── Data rows

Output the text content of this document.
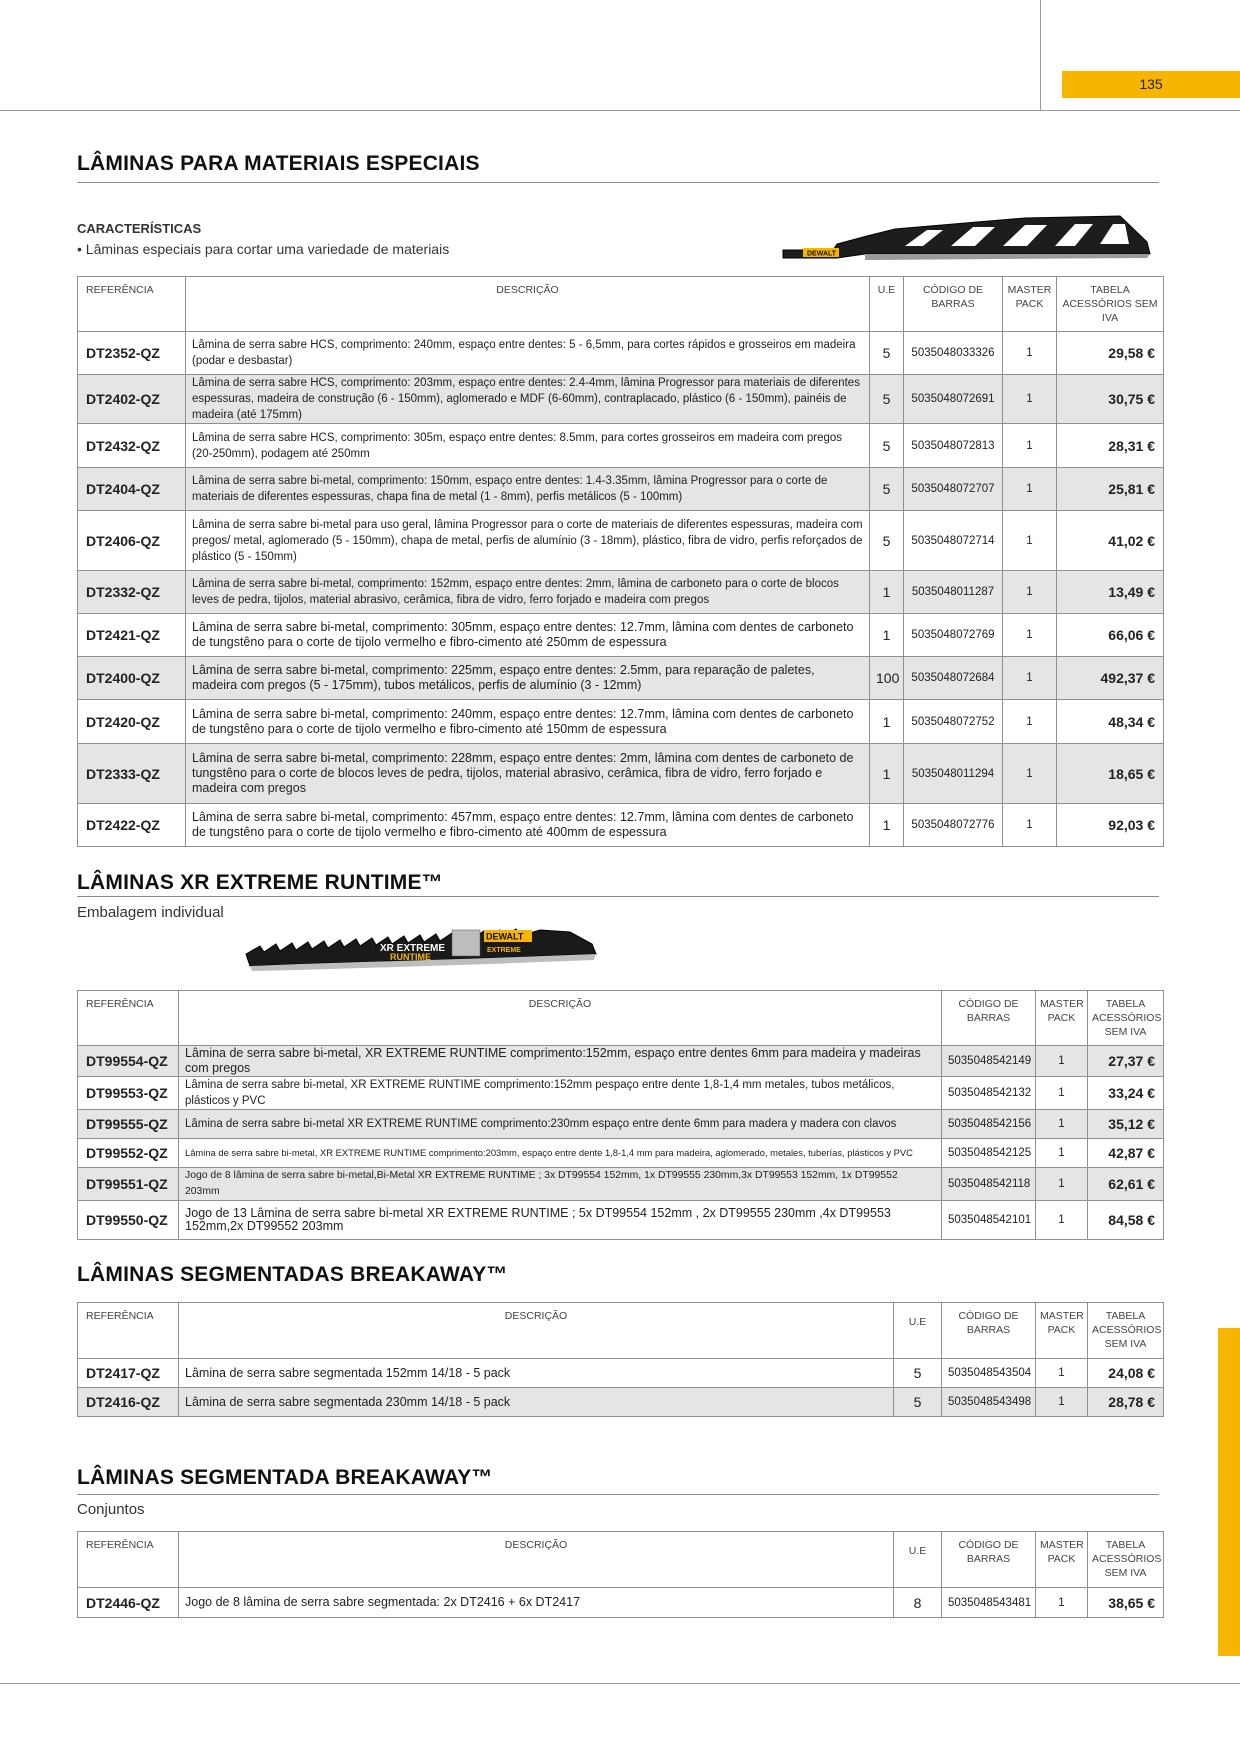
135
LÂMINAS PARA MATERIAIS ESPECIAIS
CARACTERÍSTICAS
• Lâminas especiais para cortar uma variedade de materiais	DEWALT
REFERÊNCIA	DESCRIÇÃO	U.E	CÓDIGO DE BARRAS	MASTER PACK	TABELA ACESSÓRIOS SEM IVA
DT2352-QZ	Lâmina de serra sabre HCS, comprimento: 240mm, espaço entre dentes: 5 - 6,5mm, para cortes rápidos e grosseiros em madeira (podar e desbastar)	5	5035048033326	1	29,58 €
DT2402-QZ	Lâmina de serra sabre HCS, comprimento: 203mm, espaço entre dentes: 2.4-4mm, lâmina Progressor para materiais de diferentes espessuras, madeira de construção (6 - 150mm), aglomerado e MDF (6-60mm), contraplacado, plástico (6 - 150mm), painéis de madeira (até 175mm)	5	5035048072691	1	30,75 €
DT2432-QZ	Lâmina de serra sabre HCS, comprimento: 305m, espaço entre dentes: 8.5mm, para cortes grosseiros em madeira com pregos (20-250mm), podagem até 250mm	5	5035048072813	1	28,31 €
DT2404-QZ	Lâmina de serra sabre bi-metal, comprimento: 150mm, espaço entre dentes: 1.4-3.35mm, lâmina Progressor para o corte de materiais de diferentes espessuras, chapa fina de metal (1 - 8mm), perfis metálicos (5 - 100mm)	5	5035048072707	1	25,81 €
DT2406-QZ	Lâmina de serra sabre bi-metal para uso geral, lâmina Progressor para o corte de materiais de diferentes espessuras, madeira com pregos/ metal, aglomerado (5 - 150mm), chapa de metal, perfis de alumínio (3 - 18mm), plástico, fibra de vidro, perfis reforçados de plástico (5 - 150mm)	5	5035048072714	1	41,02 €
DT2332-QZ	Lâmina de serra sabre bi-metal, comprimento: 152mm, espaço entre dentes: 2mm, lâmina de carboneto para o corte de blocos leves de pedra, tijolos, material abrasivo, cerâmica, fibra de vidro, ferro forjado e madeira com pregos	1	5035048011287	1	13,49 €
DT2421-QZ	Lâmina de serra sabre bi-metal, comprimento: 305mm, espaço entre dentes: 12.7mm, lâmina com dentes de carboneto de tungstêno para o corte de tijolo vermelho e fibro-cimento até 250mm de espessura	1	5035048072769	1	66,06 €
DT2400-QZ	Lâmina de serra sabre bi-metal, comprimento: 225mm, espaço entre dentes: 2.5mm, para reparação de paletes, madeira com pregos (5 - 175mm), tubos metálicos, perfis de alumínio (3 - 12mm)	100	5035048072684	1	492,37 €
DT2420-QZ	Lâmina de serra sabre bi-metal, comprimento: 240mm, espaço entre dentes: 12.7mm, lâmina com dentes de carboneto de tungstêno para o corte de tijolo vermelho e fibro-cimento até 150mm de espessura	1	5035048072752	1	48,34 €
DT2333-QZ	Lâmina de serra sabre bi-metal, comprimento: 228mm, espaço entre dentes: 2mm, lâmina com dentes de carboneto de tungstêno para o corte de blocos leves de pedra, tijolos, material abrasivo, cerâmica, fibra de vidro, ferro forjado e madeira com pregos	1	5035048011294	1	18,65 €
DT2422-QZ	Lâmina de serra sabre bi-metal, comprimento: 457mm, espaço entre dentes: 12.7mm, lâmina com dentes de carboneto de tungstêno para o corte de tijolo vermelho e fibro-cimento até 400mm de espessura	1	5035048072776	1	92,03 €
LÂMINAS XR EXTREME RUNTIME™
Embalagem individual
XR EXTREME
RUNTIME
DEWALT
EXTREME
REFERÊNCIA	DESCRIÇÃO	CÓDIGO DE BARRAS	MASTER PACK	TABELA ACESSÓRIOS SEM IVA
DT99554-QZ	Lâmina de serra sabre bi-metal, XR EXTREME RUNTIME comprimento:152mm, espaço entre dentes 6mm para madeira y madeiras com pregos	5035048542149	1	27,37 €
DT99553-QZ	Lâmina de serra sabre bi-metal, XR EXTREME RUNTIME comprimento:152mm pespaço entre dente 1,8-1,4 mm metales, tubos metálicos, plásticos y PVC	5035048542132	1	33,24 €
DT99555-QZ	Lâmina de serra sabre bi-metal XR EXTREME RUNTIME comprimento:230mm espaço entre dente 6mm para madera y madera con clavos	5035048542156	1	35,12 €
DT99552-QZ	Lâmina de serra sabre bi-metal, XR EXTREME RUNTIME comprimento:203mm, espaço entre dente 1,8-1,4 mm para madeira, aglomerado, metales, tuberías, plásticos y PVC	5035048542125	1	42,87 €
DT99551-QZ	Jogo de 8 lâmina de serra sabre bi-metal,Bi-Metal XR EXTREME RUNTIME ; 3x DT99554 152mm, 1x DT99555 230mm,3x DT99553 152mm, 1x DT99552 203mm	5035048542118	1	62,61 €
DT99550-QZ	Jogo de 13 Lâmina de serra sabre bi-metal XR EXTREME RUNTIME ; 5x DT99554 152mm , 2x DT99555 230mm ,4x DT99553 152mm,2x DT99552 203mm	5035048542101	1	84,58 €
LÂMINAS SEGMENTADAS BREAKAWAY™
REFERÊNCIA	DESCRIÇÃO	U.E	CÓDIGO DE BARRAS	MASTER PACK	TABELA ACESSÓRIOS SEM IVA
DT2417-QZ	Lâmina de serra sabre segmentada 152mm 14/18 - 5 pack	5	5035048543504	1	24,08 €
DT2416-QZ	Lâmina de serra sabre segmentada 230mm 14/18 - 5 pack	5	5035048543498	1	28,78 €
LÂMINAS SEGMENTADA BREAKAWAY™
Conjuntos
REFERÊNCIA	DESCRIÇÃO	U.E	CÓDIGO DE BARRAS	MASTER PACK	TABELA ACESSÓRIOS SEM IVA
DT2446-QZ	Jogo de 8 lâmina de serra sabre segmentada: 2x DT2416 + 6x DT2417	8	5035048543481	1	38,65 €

────

■ Directions ■
Look through the entries and work out how many lines have the word "BREAKAWAY" in them; reply with that number only.

■ Solved problem ■
2